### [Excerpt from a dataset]
▬▬▬▬▬▬

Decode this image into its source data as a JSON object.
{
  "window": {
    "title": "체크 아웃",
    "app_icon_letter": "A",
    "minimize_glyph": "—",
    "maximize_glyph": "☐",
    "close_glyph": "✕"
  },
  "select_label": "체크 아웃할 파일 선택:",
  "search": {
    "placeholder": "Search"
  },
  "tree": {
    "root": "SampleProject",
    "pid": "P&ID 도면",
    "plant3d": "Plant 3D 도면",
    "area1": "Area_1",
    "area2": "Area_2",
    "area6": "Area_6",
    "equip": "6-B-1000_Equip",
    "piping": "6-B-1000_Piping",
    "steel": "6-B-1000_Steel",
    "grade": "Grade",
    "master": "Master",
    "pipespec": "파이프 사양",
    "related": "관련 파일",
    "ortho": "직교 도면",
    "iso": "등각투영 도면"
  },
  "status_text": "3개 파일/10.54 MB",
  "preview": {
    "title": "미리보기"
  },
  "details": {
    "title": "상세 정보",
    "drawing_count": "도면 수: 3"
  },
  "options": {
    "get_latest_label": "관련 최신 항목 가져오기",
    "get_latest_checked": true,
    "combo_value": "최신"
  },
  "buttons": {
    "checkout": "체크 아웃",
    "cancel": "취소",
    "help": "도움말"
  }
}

▬▬▬▬▬▬

### [Job]
Without leaving anything out, give the entries again exactly.

### [Exercise output]
Decode this image into its source data as a JSON object.
{
  "window": {
    "title": "체크 아웃",
    "app_icon_letter": "A",
    "minimize_glyph": "—",
    "maximize_glyph": "☐",
    "close_glyph": "✕"
  },
  "select_label": "체크 아웃할 파일 선택:",
  "search": {
    "placeholder": "Search"
  },
  "tree": {
    "root": "SampleProject",
    "pid": "P&ID 도면",
    "plant3d": "Plant 3D 도면",
    "area1": "Area_1",
    "area2": "Area_2",
    "area6": "Area_6",
    "equip": "6-B-1000_Equip",
    "piping": "6-B-1000_Piping",
    "steel": "6-B-1000_Steel",
    "grade": "Grade",
    "master": "Master",
    "pipespec": "파이프 사양",
    "related": "관련 파일",
    "ortho": "직교 도면",
    "iso": "등각투영 도면"
  },
  "status_text": "3개 파일/10.54 MB",
  "preview": {
    "title": "미리보기"
  },
  "details": {
    "title": "상세 정보",
    "drawing_count": "도면 수: 3"
  },
  "options": {
    "get_latest_label": "관련 최신 항목 가져오기",
    "get_latest_checked": true,
    "combo_value": "최신"
  },
  "buttons": {
    "checkout": "체크 아웃",
    "cancel": "취소",
    "help": "도움말"
  }
}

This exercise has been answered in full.